***** Exercise input *****

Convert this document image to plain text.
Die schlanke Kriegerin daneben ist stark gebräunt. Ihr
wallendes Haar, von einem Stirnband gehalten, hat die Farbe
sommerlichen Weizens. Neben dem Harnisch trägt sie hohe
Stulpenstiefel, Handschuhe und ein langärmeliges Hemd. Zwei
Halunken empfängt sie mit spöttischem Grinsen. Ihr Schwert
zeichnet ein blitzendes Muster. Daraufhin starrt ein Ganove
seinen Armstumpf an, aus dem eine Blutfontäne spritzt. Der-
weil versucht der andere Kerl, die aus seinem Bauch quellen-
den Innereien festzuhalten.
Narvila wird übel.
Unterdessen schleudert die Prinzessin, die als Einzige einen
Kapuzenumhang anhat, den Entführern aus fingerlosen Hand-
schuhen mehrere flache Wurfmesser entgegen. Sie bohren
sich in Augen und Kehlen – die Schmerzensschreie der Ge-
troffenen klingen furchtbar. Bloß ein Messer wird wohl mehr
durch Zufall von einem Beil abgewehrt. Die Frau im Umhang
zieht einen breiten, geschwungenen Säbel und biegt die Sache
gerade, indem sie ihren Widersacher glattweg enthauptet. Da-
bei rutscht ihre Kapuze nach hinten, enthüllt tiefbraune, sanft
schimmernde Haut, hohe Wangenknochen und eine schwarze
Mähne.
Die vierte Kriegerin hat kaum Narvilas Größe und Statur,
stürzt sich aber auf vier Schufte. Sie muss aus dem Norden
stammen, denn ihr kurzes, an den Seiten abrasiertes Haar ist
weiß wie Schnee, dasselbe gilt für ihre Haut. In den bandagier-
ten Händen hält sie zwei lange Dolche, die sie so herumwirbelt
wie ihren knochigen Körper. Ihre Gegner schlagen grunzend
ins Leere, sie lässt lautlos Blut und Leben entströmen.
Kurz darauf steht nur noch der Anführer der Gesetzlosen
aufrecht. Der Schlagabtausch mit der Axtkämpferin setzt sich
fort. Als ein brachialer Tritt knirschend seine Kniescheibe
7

*****

Find the word "Haut" in the records and pull out each line that has it.

schimmernde Haut, hohe Wangenknochen und eine schwarze
weiß wie Schnee, dasselbe gilt für ihre Haut. In den bandagier-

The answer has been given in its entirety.